Task instructions: Retype the whole listing verbatim and keep the pictures out of it.

[Items listed in a dataset]

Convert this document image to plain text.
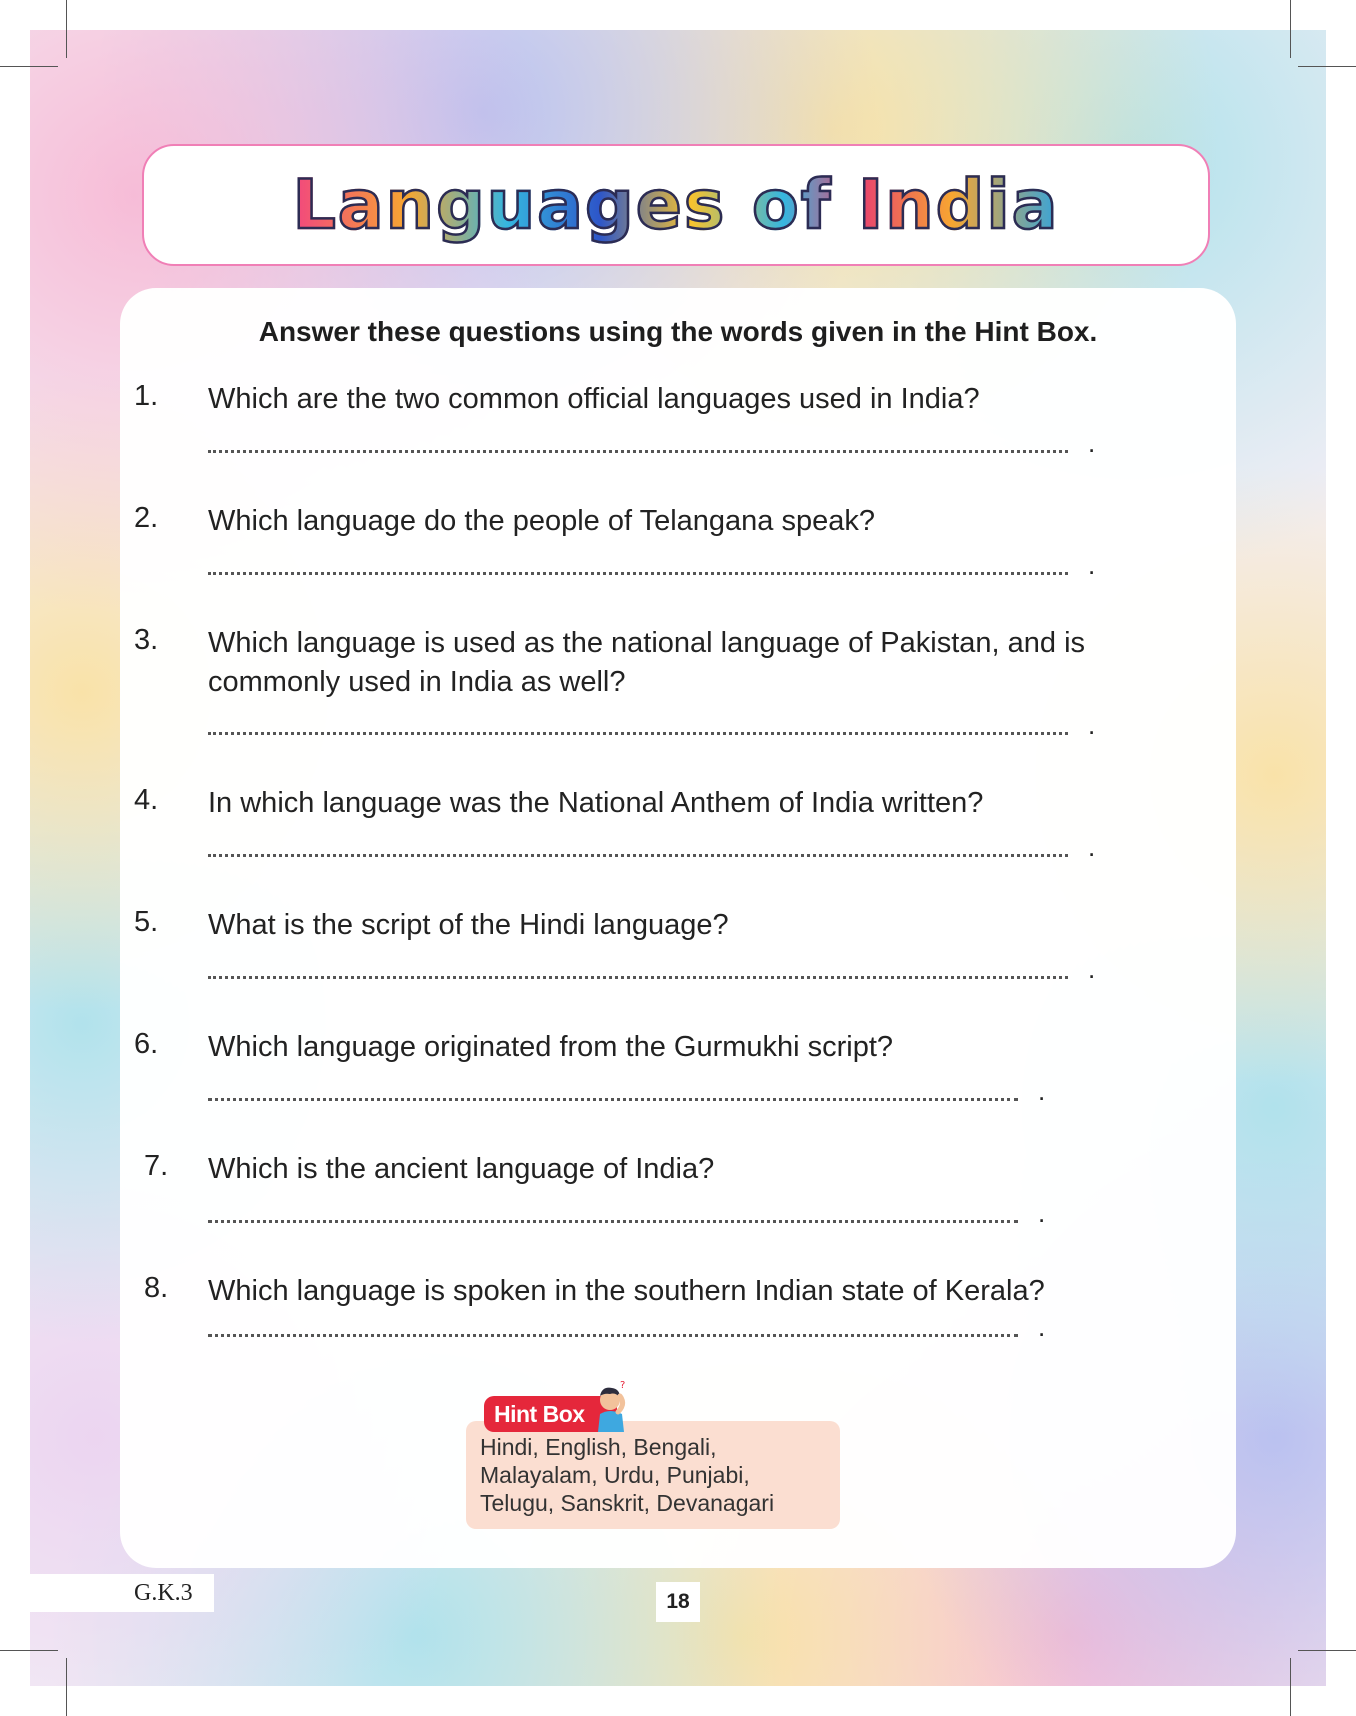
Languages of India
Answer these questions using the words given in the Hint Box.
1. Which are the two common official languages used in India?
.
2. Which language do the people of Telangana speak?
.
3. Which language is used as the national language of Pakistan, and is commonly used in India as well?
.
4. In which language was the National Anthem of India written?
.
5. What is the script of the Hindi language?
.
6. Which language originated from the Gurmukhi script?
.
7. Which is the ancient language of India?
.
8. Which language is spoken in the southern Indian state of Kerala?
.
Hint Box
?
Hindi, English, Bengali,
Malayalam, Urdu, Punjabi,
Telugu, Sanskrit, Devanagari
G.K.3	18
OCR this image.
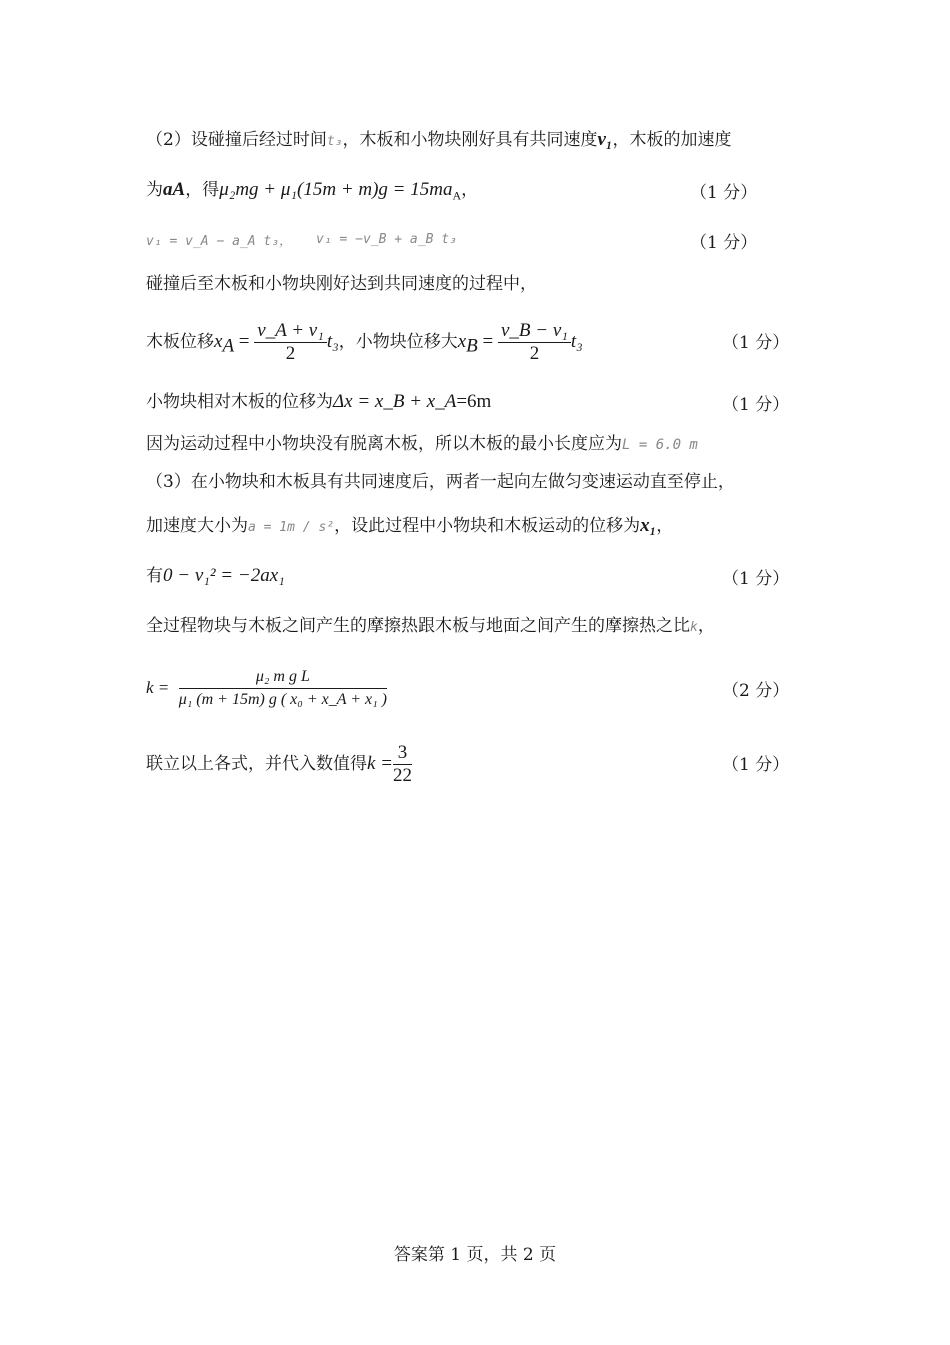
（2）设碰撞后经过时间t₃，木板和小物块刚好具有共同速度v₁，木板的加速度
为aA，得$\mu_2mg + \mu_1(15m + m)g = 15ma_A$，	（1 分）
v₁ = v_A − a_A t₃， v₁ = −v_B + a_B t₃	（1 分）
碰撞后至木板和小物块刚好达到共同速度的过程中，
木板位移$x_A = \frac{\text{v\_A + v₁}}{2} t_3$，小物块位移大$x_B = \frac{\text{v\_B − v₁}}{2} t_3$	（1 分）
小物块相对木板的位移为Δx = x_B + x_A=6m	（1 分）
因为运动过程中小物块没有脱离木板，所以木板的最小长度应为L = 6.0 m
（3）在小物块和木板具有共同速度后，两者一起向左做匀变速运动直至停止，
加速度大小为a = 1m / s²，设此过程中小物块和木板运动的位移为x₁，
有0 − v₁² = −2ax₁	（1 分）
全过程物块与木板之间产生的摩擦热跟木板与地面之间产生的摩擦热之比k，
$k = \frac{\text{μ₂ m g L}}{\text{μ₁ (m + 15m) g ( x₀ + x\_A + x₁ )}}$	（2 分）
联立以上各式，并代入数值得$k = \frac{3}{22}$	（1 分）
答案第 1 页，共 2 页
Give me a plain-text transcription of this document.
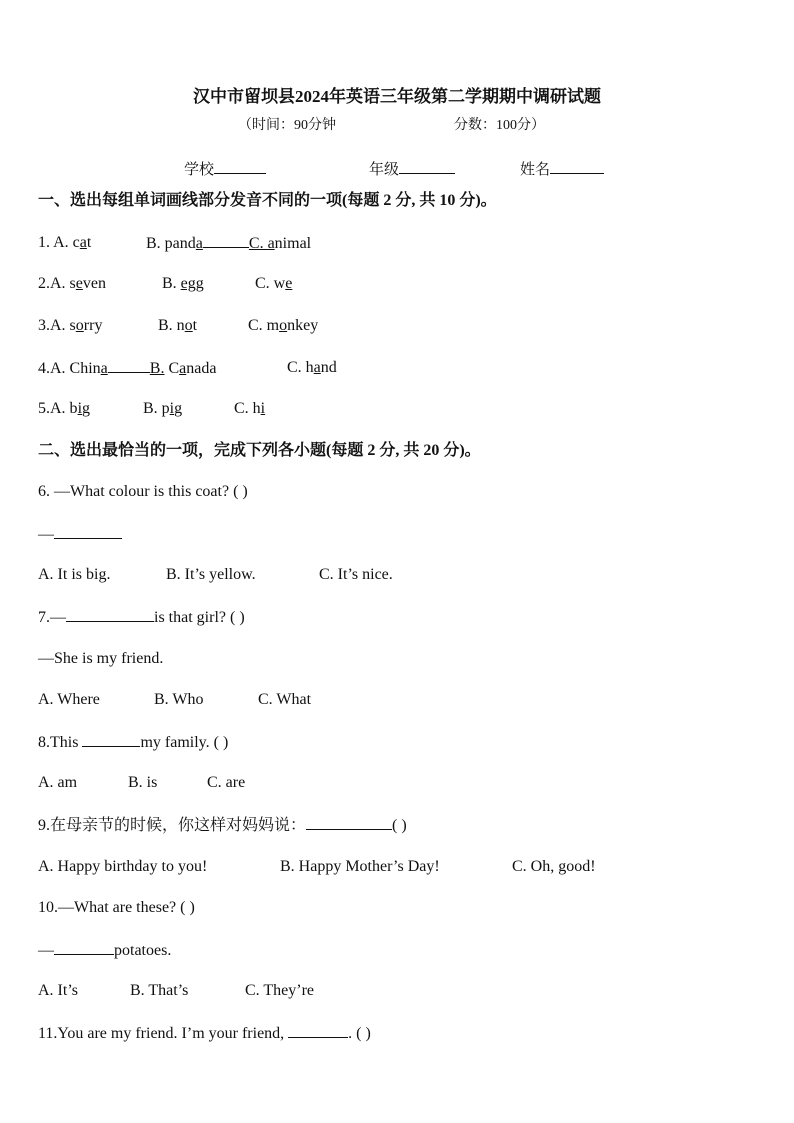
汉中市留坝县2024年英语三年级第二学期期中调研试题
（时间：90分钟	分数：100分）
学校	年级	姓名
一、选出每组单词画线部分发音不同的一项(每题 2 分, 共 10 分)。
1. A. cat	B. panda	C. animal
2.A. seven	B. egg	C. we
3.A. sorry	B. not	C. monkey
4.A. China	B. Canada	C. hand
5.A. big	B. pig	C. hi
二、选出最恰当的一项，完成下列各小题(每题 2 分, 共 20 分)。
6. —What colour is this coat? ( )
—
A. It is big.	B. It’s yellow.	C. It’s nice.
7.—	is that girl? ( )
—She is my friend.
A. Where	B. Who	C. What
8.This	my family. ( )
A. am	B. is	C. are
9.在母亲节的时候，你这样对妈妈说：	( )
A. Happy birthday to you!	B. Happy Mother’s Day!	C. Oh, good!
10.—What are these? ( )
—	potatoes.
A. It’s	B. That’s	C. They’re
11.You are my friend. I’m your friend,	. ( )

Result:
Convert this document image to plain text.
Languages of India
Answer these questions using the words given in the Hint Box.
1. Which are the two common official languages used in India?
.
2. Which language do the people of Telangana speak?
.
3. Which language is used as the national language of Pakistan, and is commonly used in India as well?
.
4. In which language was the National Anthem of India written?
.
5. What is the script of the Hindi language?
.
6. Which language originated from the Gurmukhi script?
.
7. Which is the ancient language of India?
.
8. Which language is spoken in the southern Indian state of Kerala?
.
Hint Box
?
Hindi, English, Bengali,
Malayalam, Urdu, Punjabi,
Telugu, Sanskrit, Devanagari
G.K.3	18
OCR this image.
（2）设碰撞后经过时间t₃，木板和小物块刚好具有共同速度v₁，木板的加速度
为aA，得$\mu_2mg + \mu_1(15m + m)g = 15ma_A$，	（1 分）
v₁ = v_A − a_A t₃， v₁ = −v_B + a_B t₃	（1 分）
碰撞后至木板和小物块刚好达到共同速度的过程中，
木板位移$x_A = \frac{\text{v\_A + v₁}}{2} t_3$，小物块位移大$x_B = \frac{\text{v\_B − v₁}}{2} t_3$	（1 分）
小物块相对木板的位移为Δx = x_B + x_A=6m	（1 分）
因为运动过程中小物块没有脱离木板，所以木板的最小长度应为L = 6.0 m
（3）在小物块和木板具有共同速度后，两者一起向左做匀变速运动直至停止，
加速度大小为a = 1m / s²，设此过程中小物块和木板运动的位移为x₁，
有0 − v₁² = −2ax₁	（1 分）
全过程物块与木板之间产生的摩擦热跟木板与地面之间产生的摩擦热之比k，
$k = \frac{\text{μ₂ m g L}}{\text{μ₁ (m + 15m) g ( x₀ + x\_A + x₁ )}}$	（2 分）
联立以上各式，并代入数值得$k = \frac{3}{22}$	（1 分）
答案第 1 页，共 2 页
Give me a plain-text transcription of this document.
汉中市留坝县2024年英语三年级第二学期期中调研试题
（时间：90分钟	分数：100分）
学校	年级	姓名
一、选出每组单词画线部分发音不同的一项(每题 2 分, 共 10 分)。
1. A. cat	B. panda	C. animal
2.A. seven	B. egg	C. we
3.A. sorry	B. not	C. monkey
4.A. China	B. Canada	C. hand
5.A. big	B. pig	C. hi
二、选出最恰当的一项，完成下列各小题(每题 2 分, 共 20 分)。
6. —What colour is this coat? ( )
—
A. It is big.	B. It’s yellow.	C. It’s nice.
7.—	is that girl? ( )
—She is my friend.
A. Where	B. Who	C. What
8.This	my family. ( )
A. am	B. is	C. are
9.在母亲节的时候，你这样对妈妈说：	( )
A. Happy birthday to you!	B. Happy Mother’s Day!	C. Oh, good!
10.—What are these? ( )
—	potatoes.
A. It’s	B. That’s	C. They’re
11.You are my friend. I’m your friend,	. ( )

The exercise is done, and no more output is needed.